* [WHAT YOU SHOULD DO]: Quote all of the data below exactly, please.

(Saved entries)
start
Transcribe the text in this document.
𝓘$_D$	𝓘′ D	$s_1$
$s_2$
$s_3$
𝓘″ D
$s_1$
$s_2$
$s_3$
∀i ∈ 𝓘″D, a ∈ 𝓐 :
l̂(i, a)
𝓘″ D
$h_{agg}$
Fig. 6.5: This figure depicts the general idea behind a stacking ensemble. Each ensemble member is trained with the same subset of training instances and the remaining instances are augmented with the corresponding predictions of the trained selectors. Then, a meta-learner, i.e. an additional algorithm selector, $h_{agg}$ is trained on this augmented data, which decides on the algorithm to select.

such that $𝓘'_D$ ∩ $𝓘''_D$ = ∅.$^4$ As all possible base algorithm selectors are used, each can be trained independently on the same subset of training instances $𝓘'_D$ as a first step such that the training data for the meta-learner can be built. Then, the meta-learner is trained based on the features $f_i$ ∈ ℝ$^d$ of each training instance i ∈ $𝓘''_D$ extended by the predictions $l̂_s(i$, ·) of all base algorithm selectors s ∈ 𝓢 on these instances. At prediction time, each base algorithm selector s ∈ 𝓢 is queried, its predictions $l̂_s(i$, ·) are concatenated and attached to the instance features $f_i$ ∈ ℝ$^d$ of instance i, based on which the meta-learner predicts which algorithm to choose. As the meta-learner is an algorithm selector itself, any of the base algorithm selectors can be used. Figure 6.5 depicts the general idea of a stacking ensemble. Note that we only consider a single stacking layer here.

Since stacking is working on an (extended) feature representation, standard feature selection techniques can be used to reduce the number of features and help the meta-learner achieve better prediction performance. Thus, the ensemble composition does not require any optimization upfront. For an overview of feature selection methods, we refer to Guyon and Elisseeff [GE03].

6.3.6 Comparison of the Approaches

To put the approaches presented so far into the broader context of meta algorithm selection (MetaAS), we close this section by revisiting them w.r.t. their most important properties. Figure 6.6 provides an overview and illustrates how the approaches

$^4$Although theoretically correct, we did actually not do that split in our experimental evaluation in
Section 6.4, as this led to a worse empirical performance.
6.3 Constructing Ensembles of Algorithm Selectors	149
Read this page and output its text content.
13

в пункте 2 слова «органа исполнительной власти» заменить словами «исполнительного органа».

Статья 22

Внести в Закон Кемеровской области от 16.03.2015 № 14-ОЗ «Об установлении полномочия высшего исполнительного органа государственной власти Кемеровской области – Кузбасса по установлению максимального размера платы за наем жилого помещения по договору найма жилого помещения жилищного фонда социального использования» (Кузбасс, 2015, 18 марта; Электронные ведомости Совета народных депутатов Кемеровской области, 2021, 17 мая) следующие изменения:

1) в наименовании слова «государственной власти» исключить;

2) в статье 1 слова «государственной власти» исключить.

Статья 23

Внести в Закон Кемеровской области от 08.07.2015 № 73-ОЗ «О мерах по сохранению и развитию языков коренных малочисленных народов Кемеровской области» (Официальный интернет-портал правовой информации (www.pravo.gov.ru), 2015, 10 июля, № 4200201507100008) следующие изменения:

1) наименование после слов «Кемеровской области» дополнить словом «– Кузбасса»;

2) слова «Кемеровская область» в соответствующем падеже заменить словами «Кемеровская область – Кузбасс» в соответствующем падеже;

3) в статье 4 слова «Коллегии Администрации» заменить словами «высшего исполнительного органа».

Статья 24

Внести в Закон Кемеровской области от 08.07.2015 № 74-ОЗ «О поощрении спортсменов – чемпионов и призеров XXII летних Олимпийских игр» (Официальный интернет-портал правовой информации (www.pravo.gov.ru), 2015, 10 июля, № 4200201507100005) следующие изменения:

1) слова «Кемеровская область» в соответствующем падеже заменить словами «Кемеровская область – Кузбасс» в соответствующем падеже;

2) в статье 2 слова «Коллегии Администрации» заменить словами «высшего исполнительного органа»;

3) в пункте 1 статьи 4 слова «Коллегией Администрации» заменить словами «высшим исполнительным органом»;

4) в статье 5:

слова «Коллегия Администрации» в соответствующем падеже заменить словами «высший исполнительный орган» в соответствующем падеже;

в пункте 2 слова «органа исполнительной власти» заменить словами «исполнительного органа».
end
* [OUTPUT FOR THIS TASK]:
Transcribe the text in this document.
𝓘$_D$	𝓘′ D	$s_1$
$s_2$
$s_3$
𝓘″ D
$s_1$
$s_2$
$s_3$
∀i ∈ 𝓘″D, a ∈ 𝓐 :
l̂(i, a)
𝓘″ D
$h_{agg}$
Fig. 6.5: This figure depicts the general idea behind a stacking ensemble. Each ensemble member is trained with the same subset of training instances and the remaining instances are augmented with the corresponding predictions of the trained selectors. Then, a meta-learner, i.e. an additional algorithm selector, $h_{agg}$ is trained on this augmented data, which decides on the algorithm to select.

such that $𝓘'_D$ ∩ $𝓘''_D$ = ∅.$^4$ As all possible base algorithm selectors are used, each can be trained independently on the same subset of training instances $𝓘'_D$ as a first step such that the training data for the meta-learner can be built. Then, the meta-learner is trained based on the features $f_i$ ∈ ℝ$^d$ of each training instance i ∈ $𝓘''_D$ extended by the predictions $l̂_s(i$, ·) of all base algorithm selectors s ∈ 𝓢 on these instances. At prediction time, each base algorithm selector s ∈ 𝓢 is queried, its predictions $l̂_s(i$, ·) are concatenated and attached to the instance features $f_i$ ∈ ℝ$^d$ of instance i, based on which the meta-learner predicts which algorithm to choose. As the meta-learner is an algorithm selector itself, any of the base algorithm selectors can be used. Figure 6.5 depicts the general idea of a stacking ensemble. Note that we only consider a single stacking layer here.

Since stacking is working on an (extended) feature representation, standard feature selection techniques can be used to reduce the number of features and help the meta-learner achieve better prediction performance. Thus, the ensemble composition does not require any optimization upfront. For an overview of feature selection methods, we refer to Guyon and Elisseeff [GE03].

6.3.6 Comparison of the Approaches

To put the approaches presented so far into the broader context of meta algorithm selection (MetaAS), we close this section by revisiting them w.r.t. their most important properties. Figure 6.6 provides an overview and illustrates how the approaches

$^4$Although theoretically correct, we did actually not do that split in our experimental evaluation in
Section 6.4, as this led to a worse empirical performance.
6.3 Constructing Ensembles of Algorithm Selectors	149
Read this page and output its text content.
13

в пункте 2 слова «органа исполнительной власти» заменить словами «исполнительного органа».

Статья 22

Внести в Закон Кемеровской области от 16.03.2015 № 14-ОЗ «Об установлении полномочия высшего исполнительного органа государственной власти Кемеровской области – Кузбасса по установлению максимального размера платы за наем жилого помещения по договору найма жилого помещения жилищного фонда социального использования» (Кузбасс, 2015, 18 марта; Электронные ведомости Совета народных депутатов Кемеровской области, 2021, 17 мая) следующие изменения:

1) в наименовании слова «государственной власти» исключить;

2) в статье 1 слова «государственной власти» исключить.

Статья 23

Внести в Закон Кемеровской области от 08.07.2015 № 73-ОЗ «О мерах по сохранению и развитию языков коренных малочисленных народов Кемеровской области» (Официальный интернет-портал правовой информации (www.pravo.gov.ru), 2015, 10 июля, № 4200201507100008) следующие изменения:

1) наименование после слов «Кемеровской области» дополнить словом «– Кузбасса»;

2) слова «Кемеровская область» в соответствующем падеже заменить словами «Кемеровская область – Кузбасс» в соответствующем падеже;

3) в статье 4 слова «Коллегии Администрации» заменить словами «высшего исполнительного органа».

Статья 24

Внести в Закон Кемеровской области от 08.07.2015 № 74-ОЗ «О поощрении спортсменов – чемпионов и призеров XXII летних Олимпийских игр» (Официальный интернет-портал правовой информации (www.pravo.gov.ru), 2015, 10 июля, № 4200201507100005) следующие изменения:

1) слова «Кемеровская область» в соответствующем падеже заменить словами «Кемеровская область – Кузбасс» в соответствующем падеже;

2) в статье 2 слова «Коллегии Администрации» заменить словами «высшего исполнительного органа»;

3) в пункте 1 статьи 4 слова «Коллегией Администрации» заменить словами «высшим исполнительным органом»;

4) в статье 5:

слова «Коллегия Администрации» в соответствующем падеже заменить словами «высший исполнительный орган» в соответствующем падеже;

в пункте 2 слова «органа исполнительной власти» заменить словами «исполнительного органа».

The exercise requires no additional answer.